> _Requirements_
Provide a single number: the count of lines containing the string "Międzynarodowa".

(Collected data entries)
BEGIN

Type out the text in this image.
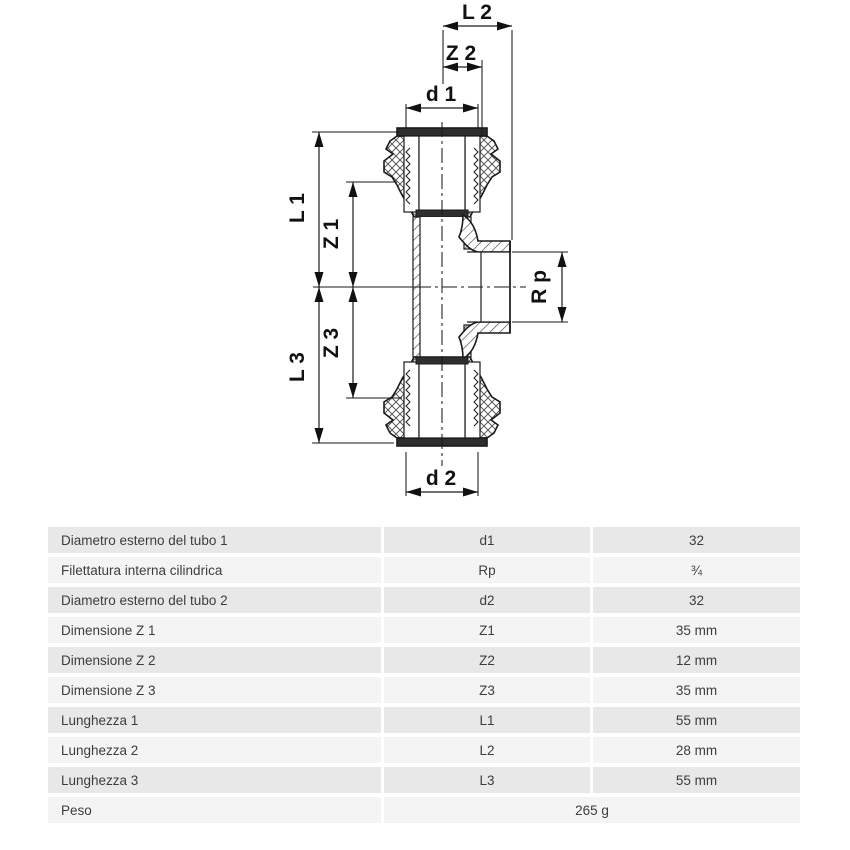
L 2
Z 2
d 1
d 2
L 1
Z 1
L 3
Z 3
R p
Diametro esterno del tubo 1	d1	32
Filettatura interna cilindrica	Rp	¾
Diametro esterno del tubo 2	d2	32
Dimensione Z 1	Z1	35 mm
Dimensione Z 2	Z2	12 mm
Dimensione Z 3	Z3	35 mm
Lunghezza 1	L1	55 mm
Lunghezza 2	L2	28 mm
Lunghezza 3	L3	55 mm
Peso	265 g
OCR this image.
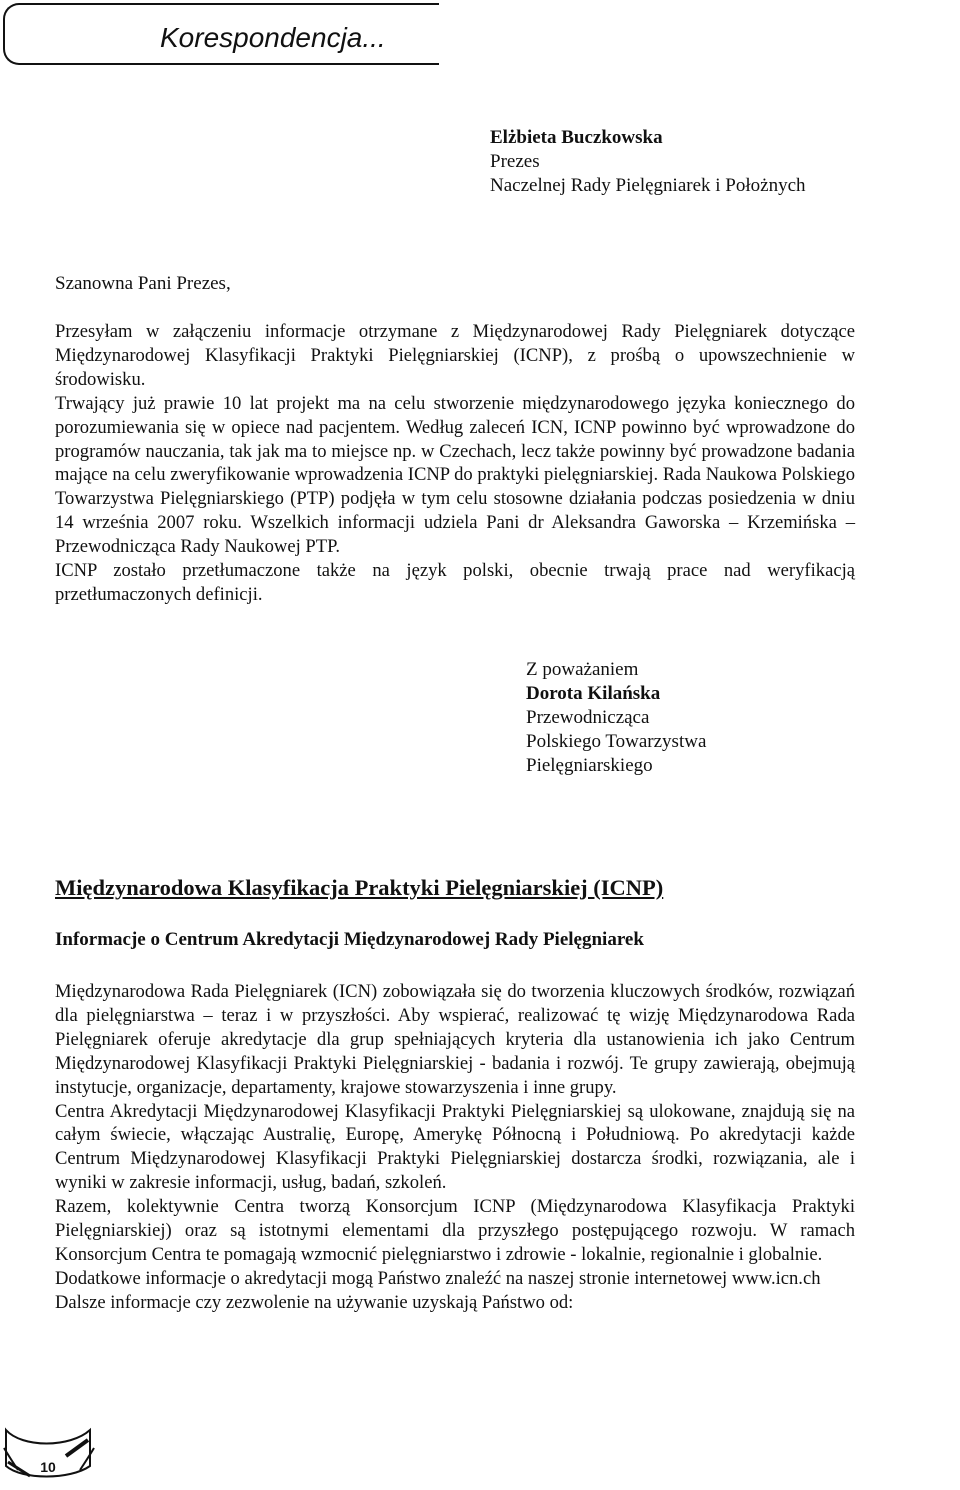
Korespondencja...
Elżbieta Buczkowska
Prezes
Naczelnej Rady Pielęgniarek i Położnych
Szanowna Pani Prezes,

Przesyłam w załączeniu informacje otrzymane z Międzynarodowej Rady Pielęgniarek dotyczące Międzynarodowej Klasyfikacji Praktyki Pielęgniarskiej (ICNP), z prośbą o upowszechnienie w środowisku.

Trwający już prawie 10 lat projekt ma na celu stworzenie międzynarodowego języka koniecznego do porozumiewania się w opiece nad pacjentem. Według zaleceń ICN, ICNP powinno być wprowadzone do programów nauczania, tak jak ma to miejsce np. w Czechach, lecz także powinny być prowadzone badania mające na celu zweryfikowanie wprowadzenia ICNP do praktyki pielęgniarskiej. Rada Naukowa Polskiego Towarzystwa Pielęgniarskiego (PTP) podjęła w tym celu stosowne działania podczas posiedzenia w dniu 14 września 2007 roku. Wszelkich informacji udziela Pani dr Aleksandra Gaworska – Krzemińska – Przewodnicząca Rady Naukowej PTP.

ICNP zostało przetłumaczone także na język polski, obecnie trwają prace nad weryfikacją przetłumaczonych definicji.

Z poważaniem
Dorota Kilańska
Przewodnicząca
Polskiego Towarzystwa
Pielęgniarskiego
Międzynarodowa Klasyfikacja Praktyki Pielęgniarskiej (ICNP)
Informacje o Centrum Akredytacji Międzynarodowej Rady Pielęgniarek

Międzynarodowa Rada Pielęgniarek (ICN) zobowiązała się do tworzenia kluczowych środków, rozwiązań dla pielęgniarstwa – teraz i w przyszłości. Aby wspierać, realizować tę wizję Międzynarodowa Rada Pielęgniarek oferuje akredytacje dla grup spełniających kryteria dla ustanowienia ich jako Centrum Międzynarodowej Klasyfikacji Praktyki Pielęgniarskiej - badania i rozwój. Te grupy zawierają, obejmują instytucje, organizacje, departamenty, krajowe stowarzyszenia i inne grupy.

Centra Akredytacji Międzynarodowej Klasyfikacji Praktyki Pielęgniarskiej są ulokowane, znajdują się na całym świecie, włączając Australię, Europę, Amerykę Północną i Południową. Po akredytacji każde Centrum Międzynarodowej Klasyfikacji Praktyki Pielęgniarskiej dostarcza środki, rozwiązania, ale i wyniki w zakresie informacji, usług, badań, szkoleń.

Razem, kolektywnie Centra tworzą Konsorcjum ICNP (Międzynarodowa Klasyfikacja Praktyki Pielęgniarskiej) oraz są istotnymi elementami dla przyszłego postępującego rozwoju. W ramach Konsorcjum Centra te pomagają wzmocnić pielęgniarstwo i zdrowie - lokalnie, regionalnie i globalnie.

Dodatkowe informacje o akredytacji mogą Państwo znaleźć na naszej stronie internetowej www.icn.ch

Dalsze informacje czy zezwolenie na używanie uzyskają Państwo od:

10
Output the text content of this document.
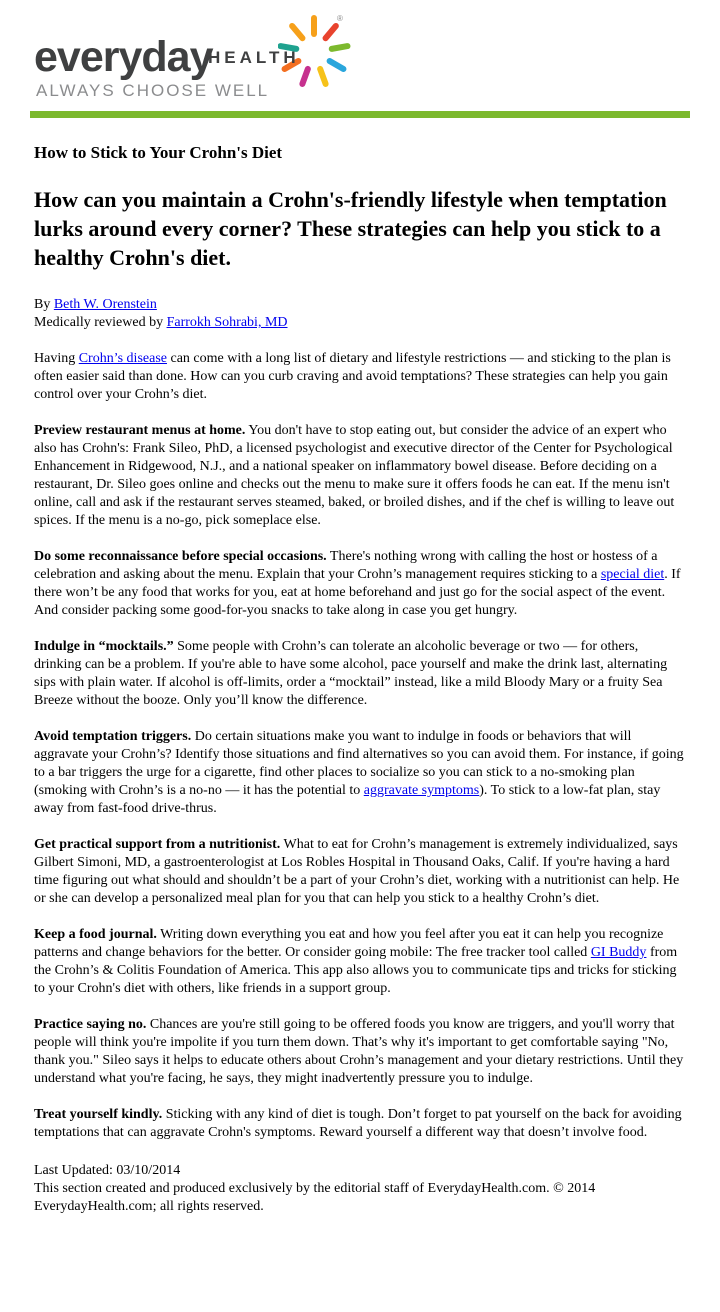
®
everyday
HEALTH
ALWAYS CHOOSE WELL
How to Stick to Your Crohn's Diet
How can you maintain a Crohn's-friendly lifestyle when temptation lurks around every corner? These strategies can help you stick to a healthy Crohn's diet.
By Beth W. Orenstein
Medically reviewed by Farrokh Sohrabi, MD

Having Crohn’s disease can come with a long list of dietary and lifestyle restrictions — and sticking to the plan is often easier said than done. How can you curb craving and avoid temptations? These strategies can help you gain control over your Crohn’s diet.

Preview restaurant menus at home. You don't have to stop eating out, but consider the advice of an expert who also has Crohn's: Frank Sileo, PhD, a licensed psychologist and executive director of the Center for Psychological Enhancement in Ridgewood, N.J., and a national speaker on inflammatory bowel disease. Before deciding on a restaurant, Dr. Sileo goes online and checks out the menu to make sure it offers foods he can eat. If the menu isn't online, call and ask if the restaurant serves steamed, baked, or broiled dishes, and if the chef is willing to leave out spices. If the menu is a no-go, pick someplace else.

Do some reconnaissance before special occasions. There's nothing wrong with calling the host or hostess of a celebration and asking about the menu. Explain that your Crohn’s management requires sticking to a special diet. If there won’t be any food that works for you, eat at home beforehand and just go for the social aspect of the event. And consider packing some good-for-you snacks to take along in case you get hungry.

Indulge in “mocktails.” Some people with Crohn’s can tolerate an alcoholic beverage or two — for others, drinking can be a problem. If you're able to have some alcohol, pace yourself and make the drink last, alternating sips with plain water. If alcohol is off-limits, order a “mocktail” instead, like a mild Bloody Mary or a fruity Sea Breeze without the booze. Only you’ll know the difference.

Avoid temptation triggers. Do certain situations make you want to indulge in foods or behaviors that will aggravate your Crohn’s? Identify those situations and find alternatives so you can avoid them. For instance, if going to a bar triggers the urge for a cigarette, find other places to socialize so you can stick to a no-smoking plan (smoking with Crohn’s is a no-no — it has the potential to aggravate symptoms). To stick to a low-fat plan, stay away from fast-food drive-thrus.

Get practical support from a nutritionist. What to eat for Crohn’s management is extremely individualized, says Gilbert Simoni, MD, a gastroenterologist at Los Robles Hospital in Thousand Oaks, Calif. If you're having a hard time figuring out what should and shouldn’t be a part of your Crohn’s diet, working with a nutritionist can help. He or she can develop a personalized meal plan for you that can help you stick to a healthy Crohn’s diet.

Keep a food journal. Writing down everything you eat and how you feel after you eat it can help you recognize patterns and change behaviors for the better. Or consider going mobile: The free tracker tool called GI Buddy from the Crohn’s & Colitis Foundation of America. This app also allows you to communicate tips and tricks for sticking to your Crohn's diet with others, like friends in a support group.

Practice saying no. Chances are you're still going to be offered foods you know are triggers, and you'll worry that people will think you're impolite if you turn them down. That’s why it's important to get comfortable saying "No, thank you." Sileo says it helps to educate others about Crohn’s management and your dietary restrictions. Until they understand what you're facing, he says, they might inadvertently pressure you to indulge.

Treat yourself kindly. Sticking with any kind of diet is tough. Don’t forget to pat yourself on the back for avoiding temptations that can aggravate Crohn's symptoms. Reward yourself a different way that doesn’t involve food.

Last Updated: 03/10/2014
This section created and produced exclusively by the editorial staff of EverydayHealth.com. © 2014 EverydayHealth.com; all rights reserved.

END

> _Solution to the exercise_
3